**PROBLEM TO SOLVE**.
Write out the records again, exactly, leaving none out.

**INPUT RECORDS**.

━━━━━━━━━━━━━━━━━━━━━━━━━━━━━━

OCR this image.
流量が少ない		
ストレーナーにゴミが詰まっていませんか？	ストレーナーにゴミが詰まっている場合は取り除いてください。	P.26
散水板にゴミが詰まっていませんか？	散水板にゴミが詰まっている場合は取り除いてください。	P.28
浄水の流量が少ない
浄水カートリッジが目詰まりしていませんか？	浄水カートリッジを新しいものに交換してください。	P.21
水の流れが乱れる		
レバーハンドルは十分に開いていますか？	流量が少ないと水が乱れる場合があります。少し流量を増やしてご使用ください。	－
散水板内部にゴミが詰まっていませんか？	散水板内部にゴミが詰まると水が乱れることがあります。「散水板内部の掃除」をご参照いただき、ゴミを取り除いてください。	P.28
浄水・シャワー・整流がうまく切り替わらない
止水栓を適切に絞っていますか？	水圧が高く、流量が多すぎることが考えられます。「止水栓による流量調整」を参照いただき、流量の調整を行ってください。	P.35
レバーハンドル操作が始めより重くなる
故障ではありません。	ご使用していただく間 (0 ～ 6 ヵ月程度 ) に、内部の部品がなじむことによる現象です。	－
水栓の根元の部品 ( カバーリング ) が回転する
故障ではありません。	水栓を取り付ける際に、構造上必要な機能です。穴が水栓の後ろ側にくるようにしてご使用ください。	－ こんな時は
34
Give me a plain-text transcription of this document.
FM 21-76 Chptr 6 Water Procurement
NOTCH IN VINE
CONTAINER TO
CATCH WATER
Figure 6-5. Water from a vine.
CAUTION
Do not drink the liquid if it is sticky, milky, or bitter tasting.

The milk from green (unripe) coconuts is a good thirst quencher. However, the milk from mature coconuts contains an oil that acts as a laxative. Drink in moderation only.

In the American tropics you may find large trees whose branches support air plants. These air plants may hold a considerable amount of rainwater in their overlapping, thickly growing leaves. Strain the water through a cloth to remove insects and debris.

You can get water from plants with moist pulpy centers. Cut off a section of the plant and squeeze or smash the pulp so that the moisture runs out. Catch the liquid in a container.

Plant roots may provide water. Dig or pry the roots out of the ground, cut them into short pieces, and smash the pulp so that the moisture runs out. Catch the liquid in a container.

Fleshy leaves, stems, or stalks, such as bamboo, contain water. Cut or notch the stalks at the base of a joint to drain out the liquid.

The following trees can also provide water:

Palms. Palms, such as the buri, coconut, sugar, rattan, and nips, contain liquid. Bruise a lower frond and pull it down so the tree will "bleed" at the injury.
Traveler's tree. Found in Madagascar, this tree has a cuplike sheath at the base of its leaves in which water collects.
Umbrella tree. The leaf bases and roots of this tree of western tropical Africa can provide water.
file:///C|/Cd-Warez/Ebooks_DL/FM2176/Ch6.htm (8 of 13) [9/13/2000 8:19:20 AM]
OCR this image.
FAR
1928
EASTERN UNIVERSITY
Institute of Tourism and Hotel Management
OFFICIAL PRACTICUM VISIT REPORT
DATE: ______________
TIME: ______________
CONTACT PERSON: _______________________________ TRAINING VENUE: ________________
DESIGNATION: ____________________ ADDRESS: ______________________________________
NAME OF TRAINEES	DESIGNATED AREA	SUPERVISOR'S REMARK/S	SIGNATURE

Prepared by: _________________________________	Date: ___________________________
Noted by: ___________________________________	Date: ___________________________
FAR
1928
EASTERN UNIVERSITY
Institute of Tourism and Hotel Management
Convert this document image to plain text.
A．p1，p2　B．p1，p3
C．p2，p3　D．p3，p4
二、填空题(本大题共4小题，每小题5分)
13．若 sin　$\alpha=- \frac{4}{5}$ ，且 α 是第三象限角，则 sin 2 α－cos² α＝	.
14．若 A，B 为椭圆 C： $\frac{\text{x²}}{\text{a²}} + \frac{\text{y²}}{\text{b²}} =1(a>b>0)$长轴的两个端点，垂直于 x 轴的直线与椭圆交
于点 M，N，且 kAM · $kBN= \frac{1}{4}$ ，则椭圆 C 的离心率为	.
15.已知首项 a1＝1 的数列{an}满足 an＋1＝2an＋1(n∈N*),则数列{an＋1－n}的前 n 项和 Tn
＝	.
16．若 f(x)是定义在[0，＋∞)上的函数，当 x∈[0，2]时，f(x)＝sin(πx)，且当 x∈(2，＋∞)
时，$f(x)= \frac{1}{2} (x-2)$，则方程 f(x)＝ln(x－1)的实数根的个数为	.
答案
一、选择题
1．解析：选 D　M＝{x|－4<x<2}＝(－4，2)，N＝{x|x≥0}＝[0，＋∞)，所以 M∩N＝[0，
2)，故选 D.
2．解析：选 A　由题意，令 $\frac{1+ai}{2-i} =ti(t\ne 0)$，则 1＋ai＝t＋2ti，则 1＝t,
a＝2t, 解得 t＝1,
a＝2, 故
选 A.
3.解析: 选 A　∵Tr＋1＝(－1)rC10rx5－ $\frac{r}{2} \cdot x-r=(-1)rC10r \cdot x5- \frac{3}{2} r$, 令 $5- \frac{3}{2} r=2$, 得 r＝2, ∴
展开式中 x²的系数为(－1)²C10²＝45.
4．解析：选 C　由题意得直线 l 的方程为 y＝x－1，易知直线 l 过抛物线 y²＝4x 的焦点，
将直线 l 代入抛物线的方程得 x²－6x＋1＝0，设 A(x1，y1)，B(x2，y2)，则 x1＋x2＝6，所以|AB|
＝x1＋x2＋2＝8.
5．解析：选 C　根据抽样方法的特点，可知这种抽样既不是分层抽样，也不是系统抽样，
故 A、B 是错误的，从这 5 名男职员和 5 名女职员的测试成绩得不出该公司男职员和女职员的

━━━━━━━━━━━━━━━━━━━━━━━━━━━━━━

**SOLVED PROBLEM**.
OCR this image.
流量が少ない		
ストレーナーにゴミが詰まっていませんか？	ストレーナーにゴミが詰まっている場合は取り除いてください。	P.26
散水板にゴミが詰まっていませんか？	散水板にゴミが詰まっている場合は取り除いてください。	P.28
浄水の流量が少ない
浄水カートリッジが目詰まりしていませんか？	浄水カートリッジを新しいものに交換してください。	P.21
水の流れが乱れる		
レバーハンドルは十分に開いていますか？	流量が少ないと水が乱れる場合があります。少し流量を増やしてご使用ください。	－
散水板内部にゴミが詰まっていませんか？	散水板内部にゴミが詰まると水が乱れることがあります。「散水板内部の掃除」をご参照いただき、ゴミを取り除いてください。	P.28
浄水・シャワー・整流がうまく切り替わらない
止水栓を適切に絞っていますか？	水圧が高く、流量が多すぎることが考えられます。「止水栓による流量調整」を参照いただき、流量の調整を行ってください。	P.35
レバーハンドル操作が始めより重くなる
故障ではありません。	ご使用していただく間 (0 ～ 6 ヵ月程度 ) に、内部の部品がなじむことによる現象です。	－
水栓の根元の部品 ( カバーリング ) が回転する
故障ではありません。	水栓を取り付ける際に、構造上必要な機能です。穴が水栓の後ろ側にくるようにしてご使用ください。	－ こんな時は
34
Give me a plain-text transcription of this document.
FM 21-76 Chptr 6 Water Procurement
NOTCH IN VINE
CONTAINER TO
CATCH WATER
Figure 6-5. Water from a vine.
CAUTION
Do not drink the liquid if it is sticky, milky, or bitter tasting.

The milk from green (unripe) coconuts is a good thirst quencher. However, the milk from mature coconuts contains an oil that acts as a laxative. Drink in moderation only.

In the American tropics you may find large trees whose branches support air plants. These air plants may hold a considerable amount of rainwater in their overlapping, thickly growing leaves. Strain the water through a cloth to remove insects and debris.

You can get water from plants with moist pulpy centers. Cut off a section of the plant and squeeze or smash the pulp so that the moisture runs out. Catch the liquid in a container.

Plant roots may provide water. Dig or pry the roots out of the ground, cut them into short pieces, and smash the pulp so that the moisture runs out. Catch the liquid in a container.

Fleshy leaves, stems, or stalks, such as bamboo, contain water. Cut or notch the stalks at the base of a joint to drain out the liquid.

The following trees can also provide water:

Palms. Palms, such as the buri, coconut, sugar, rattan, and nips, contain liquid. Bruise a lower frond and pull it down so the tree will "bleed" at the injury.
Traveler's tree. Found in Madagascar, this tree has a cuplike sheath at the base of its leaves in which water collects.
Umbrella tree. The leaf bases and roots of this tree of western tropical Africa can provide water.
file:///C|/Cd-Warez/Ebooks_DL/FM2176/Ch6.htm (8 of 13) [9/13/2000 8:19:20 AM]
OCR this image.
FAR
1928
EASTERN UNIVERSITY
Institute of Tourism and Hotel Management
OFFICIAL PRACTICUM VISIT REPORT
DATE: ______________
TIME: ______________
CONTACT PERSON: _______________________________ TRAINING VENUE: ________________
DESIGNATION: ____________________ ADDRESS: ______________________________________
NAME OF TRAINEES	DESIGNATED AREA	SUPERVISOR'S REMARK/S	SIGNATURE

Prepared by: _________________________________	Date: ___________________________
Noted by: ___________________________________	Date: ___________________________
FAR
1928
EASTERN UNIVERSITY
Institute of Tourism and Hotel Management
Convert this document image to plain text.
A．p1，p2　B．p1，p3
C．p2，p3　D．p3，p4
二、填空题(本大题共4小题，每小题5分)
13．若 sin　$\alpha=- \frac{4}{5}$ ，且 α 是第三象限角，则 sin 2 α－cos² α＝	.
14．若 A，B 为椭圆 C： $\frac{\text{x²}}{\text{a²}} + \frac{\text{y²}}{\text{b²}} =1(a>b>0)$长轴的两个端点，垂直于 x 轴的直线与椭圆交
于点 M，N，且 kAM · $kBN= \frac{1}{4}$ ，则椭圆 C 的离心率为	.
15.已知首项 a1＝1 的数列{an}满足 an＋1＝2an＋1(n∈N*),则数列{an＋1－n}的前 n 项和 Tn
＝	.
16．若 f(x)是定义在[0，＋∞)上的函数，当 x∈[0，2]时，f(x)＝sin(πx)，且当 x∈(2，＋∞)
时，$f(x)= \frac{1}{2} (x-2)$，则方程 f(x)＝ln(x－1)的实数根的个数为	.
答案
一、选择题
1．解析：选 D　M＝{x|－4<x<2}＝(－4，2)，N＝{x|x≥0}＝[0，＋∞)，所以 M∩N＝[0，
2)，故选 D.
2．解析：选 A　由题意，令 $\frac{1+ai}{2-i} =ti(t\ne 0)$，则 1＋ai＝t＋2ti，则 1＝t,
a＝2t, 解得 t＝1,
a＝2, 故
选 A.
3.解析: 选 A　∵Tr＋1＝(－1)rC10rx5－ $\frac{r}{2} \cdot x-r=(-1)rC10r \cdot x5- \frac{3}{2} r$, 令 $5- \frac{3}{2} r=2$, 得 r＝2, ∴
展开式中 x²的系数为(－1)²C10²＝45.
4．解析：选 C　由题意得直线 l 的方程为 y＝x－1，易知直线 l 过抛物线 y²＝4x 的焦点，
将直线 l 代入抛物线的方程得 x²－6x＋1＝0，设 A(x1，y1)，B(x2，y2)，则 x1＋x2＝6，所以|AB|
＝x1＋x2＋2＝8.
5．解析：选 C　根据抽样方法的特点，可知这种抽样既不是分层抽样，也不是系统抽样，
故 A、B 是错误的，从这 5 名男职员和 5 名女职员的测试成绩得不出该公司男职员和女职员的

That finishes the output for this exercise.